┏━━
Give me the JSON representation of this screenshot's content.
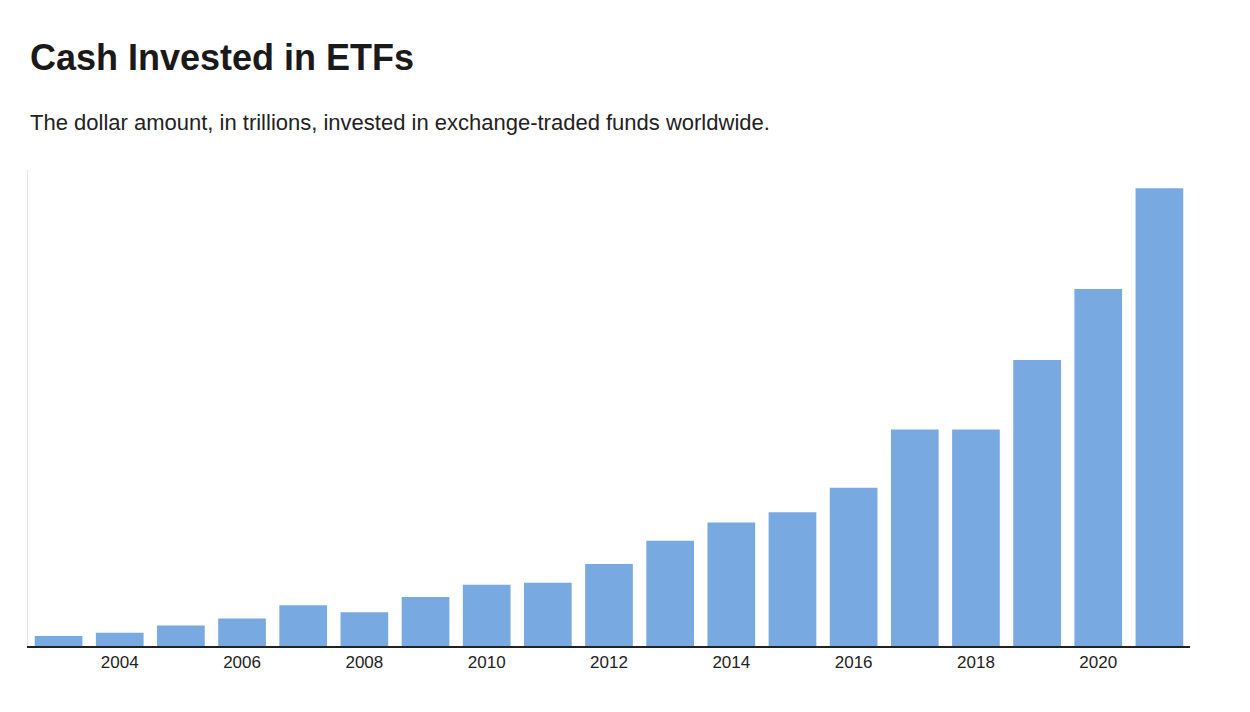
{
  "chart_data": {
    "type": "bar",
    "title": "Cash Invested in ETFs",
    "subtitle": "The dollar amount, in trillions, invested in exchange-traded funds worldwide.",
    "x": [
      2003,
      2004,
      2005,
      2006,
      2007,
      2008,
      2009,
      2010,
      2011,
      2012,
      2013,
      2014,
      2015,
      2016,
      2017,
      2018,
      2019,
      2020,
      2021
    ],
    "values": [
      0.22,
      0.29,
      0.45,
      0.6,
      0.89,
      0.74,
      1.07,
      1.34,
      1.38,
      1.79,
      2.3,
      2.7,
      2.92,
      3.46,
      4.73,
      4.73,
      6.25,
      7.8,
      10.0
    ],
    "color": "#79a9e1",
    "xlim": [
      2002.5,
      2021.5
    ],
    "xticks": [
      2004,
      2006,
      2008,
      2010,
      2012,
      2014,
      2016,
      2018,
      2020
    ],
    "ylim": [
      0,
      10.4
    ],
    "yticks": [],
    "grid": false,
    "tick_labels": "x"
  }
}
┗━━
▶ **Task to complete**: Reproduce all of the material above word for word. Omit the pictures.

▶ **Full response**:
Give me the JSON representation of this screenshot's content.
{
  "chart_data": {
    "type": "bar",
    "title": "Cash Invested in ETFs",
    "subtitle": "The dollar amount, in trillions, invested in exchange-traded funds worldwide.",
    "x": [
      2003,
      2004,
      2005,
      2006,
      2007,
      2008,
      2009,
      2010,
      2011,
      2012,
      2013,
      2014,
      2015,
      2016,
      2017,
      2018,
      2019,
      2020,
      2021
    ],
    "values": [
      0.22,
      0.29,
      0.45,
      0.6,
      0.89,
      0.74,
      1.07,
      1.34,
      1.38,
      1.79,
      2.3,
      2.7,
      2.92,
      3.46,
      4.73,
      4.73,
      6.25,
      7.8,
      10.0
    ],
    "color": "#79a9e1",
    "xlim": [
      2002.5,
      2021.5
    ],
    "xticks": [
      2004,
      2006,
      2008,
      2010,
      2012,
      2014,
      2016,
      2018,
      2020
    ],
    "ylim": [
      0,
      10.4
    ],
    "yticks": [],
    "grid": false,
    "tick_labels": "x"
  }
}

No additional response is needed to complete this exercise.